╔══

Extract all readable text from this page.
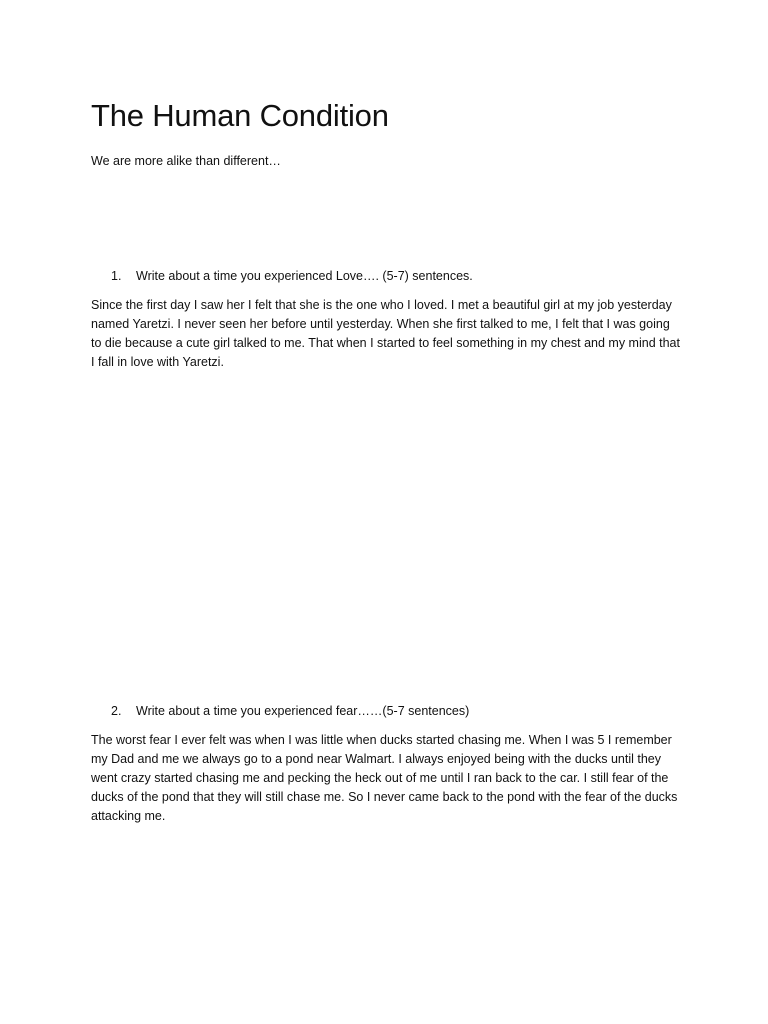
The Human Condition

We are more alike than different…

1. Write about a time you experienced Love…. (5-7) sentences.

Since the first day I saw her I felt that she is the one who I loved. I met a beautiful girl at my job yesterday named Yaretzi. I never seen her before until yesterday. When she first talked to me, I felt that I was going to die because a cute girl talked to me. That when I started to feel something in my chest and my mind that I fall in love with Yaretzi.

2. Write about a time you experienced fear……(5-7 sentences)

The worst fear I ever felt was when I was little when ducks started chasing me. When I was 5 I remember my Dad and me we always go to a pond near Walmart. I always enjoyed being with the ducks until they went crazy started chasing me and pecking the heck out of me until I ran back to the car. I still fear of the ducks of the pond that they will still chase me. So I never came back to the pond with the fear of the ducks attacking me.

╚══

#### [The task]
Go through the entries above and copy every line containing "experienced".

#### [Answer]
1. Write about a time you experienced Love…. (5-7) sentences.
2. Write about a time you experienced fear……(5-7 sentences)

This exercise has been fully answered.